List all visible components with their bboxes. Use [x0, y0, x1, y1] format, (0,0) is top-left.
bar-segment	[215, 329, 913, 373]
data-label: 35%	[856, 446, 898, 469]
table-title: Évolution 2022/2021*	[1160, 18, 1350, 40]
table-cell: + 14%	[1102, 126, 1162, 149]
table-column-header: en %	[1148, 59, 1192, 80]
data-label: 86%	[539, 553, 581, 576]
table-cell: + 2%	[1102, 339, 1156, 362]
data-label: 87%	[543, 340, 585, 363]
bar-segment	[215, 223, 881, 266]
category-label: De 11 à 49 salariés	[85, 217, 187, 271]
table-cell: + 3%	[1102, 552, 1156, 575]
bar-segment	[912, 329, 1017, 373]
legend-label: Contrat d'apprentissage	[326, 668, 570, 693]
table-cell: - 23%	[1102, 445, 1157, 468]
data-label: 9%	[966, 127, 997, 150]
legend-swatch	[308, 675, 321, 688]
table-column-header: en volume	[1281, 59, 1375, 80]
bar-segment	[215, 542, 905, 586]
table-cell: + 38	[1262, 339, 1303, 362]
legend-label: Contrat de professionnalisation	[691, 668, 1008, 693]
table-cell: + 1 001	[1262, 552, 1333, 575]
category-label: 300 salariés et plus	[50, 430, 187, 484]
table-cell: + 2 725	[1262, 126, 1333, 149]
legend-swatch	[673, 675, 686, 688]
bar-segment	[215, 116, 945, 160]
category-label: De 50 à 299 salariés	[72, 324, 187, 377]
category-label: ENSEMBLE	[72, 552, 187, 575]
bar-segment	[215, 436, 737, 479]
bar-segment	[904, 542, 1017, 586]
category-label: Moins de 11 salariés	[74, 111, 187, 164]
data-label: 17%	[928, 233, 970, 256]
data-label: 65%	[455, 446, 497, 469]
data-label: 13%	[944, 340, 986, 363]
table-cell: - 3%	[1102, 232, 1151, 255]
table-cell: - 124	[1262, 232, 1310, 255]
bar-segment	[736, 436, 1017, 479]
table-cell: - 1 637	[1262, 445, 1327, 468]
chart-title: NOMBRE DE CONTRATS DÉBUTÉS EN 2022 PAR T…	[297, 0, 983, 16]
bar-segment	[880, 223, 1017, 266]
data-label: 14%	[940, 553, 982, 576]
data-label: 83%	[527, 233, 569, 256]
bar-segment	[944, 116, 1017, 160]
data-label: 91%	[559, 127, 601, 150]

▬▬▬▬▬▬▬▬▬▬

Copy every line of the data above word for word, without any changes.

#### SOLUTION FOR THIS EXERCISE:
List all visible components with their bboxes. Use [x0, y0, x1, y1] format, (0,0) is top-left.
bar-segment	[215, 329, 913, 373]
data-label: 35%	[856, 446, 898, 469]
table-title: Évolution 2022/2021*	[1160, 18, 1350, 40]
table-cell: + 14%	[1102, 126, 1162, 149]
table-column-header: en %	[1148, 59, 1192, 80]
data-label: 86%	[539, 553, 581, 576]
table-cell: + 2%	[1102, 339, 1156, 362]
data-label: 87%	[543, 340, 585, 363]
bar-segment	[215, 223, 881, 266]
category-label: De 11 à 49 salariés	[85, 217, 187, 271]
table-cell: + 3%	[1102, 552, 1156, 575]
bar-segment	[912, 329, 1017, 373]
legend-label: Contrat d'apprentissage	[326, 668, 570, 693]
table-cell: - 23%	[1102, 445, 1157, 468]
data-label: 9%	[966, 127, 997, 150]
legend-swatch	[308, 675, 321, 688]
table-column-header: en volume	[1281, 59, 1375, 80]
bar-segment	[215, 542, 905, 586]
table-cell: + 38	[1262, 339, 1303, 362]
legend-label: Contrat de professionnalisation	[691, 668, 1008, 693]
table-cell: + 1 001	[1262, 552, 1333, 575]
category-label: 300 salariés et plus	[50, 430, 187, 484]
table-cell: + 2 725	[1262, 126, 1333, 149]
legend-swatch	[673, 675, 686, 688]
bar-segment	[215, 116, 945, 160]
category-label: De 50 à 299 salariés	[72, 324, 187, 377]
category-label: ENSEMBLE	[72, 552, 187, 575]
bar-segment	[215, 436, 737, 479]
bar-segment	[904, 542, 1017, 586]
category-label: Moins de 11 salariés	[74, 111, 187, 164]
data-label: 17%	[928, 233, 970, 256]
data-label: 65%	[455, 446, 497, 469]
data-label: 13%	[944, 340, 986, 363]
table-cell: - 3%	[1102, 232, 1151, 255]
table-cell: - 124	[1262, 232, 1310, 255]
bar-segment	[736, 436, 1017, 479]
table-cell: - 1 637	[1262, 445, 1327, 468]
chart-title: NOMBRE DE CONTRATS DÉBUTÉS EN 2022 PAR T…	[297, 0, 983, 16]
bar-segment	[880, 223, 1017, 266]
data-label: 14%	[940, 553, 982, 576]
data-label: 83%	[527, 233, 569, 256]
bar-segment	[944, 116, 1017, 160]
data-label: 91%	[559, 127, 601, 150]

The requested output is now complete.